begin Data provided

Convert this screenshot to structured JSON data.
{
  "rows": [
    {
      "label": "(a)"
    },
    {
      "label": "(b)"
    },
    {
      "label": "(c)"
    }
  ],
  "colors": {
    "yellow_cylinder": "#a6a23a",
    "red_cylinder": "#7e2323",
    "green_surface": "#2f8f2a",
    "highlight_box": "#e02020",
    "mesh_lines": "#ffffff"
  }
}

end Data provided

- _Job_:
All of the material above needs to be copied exactly.

- _Result below_:
Convert this screenshot to structured JSON data.
{
  "rows": [
    {
      "label": "(a)"
    },
    {
      "label": "(b)"
    },
    {
      "label": "(c)"
    }
  ],
  "colors": {
    "yellow_cylinder": "#a6a23a",
    "red_cylinder": "#7e2323",
    "green_surface": "#2f8f2a",
    "highlight_box": "#e02020",
    "mesh_lines": "#ffffff"
  }
}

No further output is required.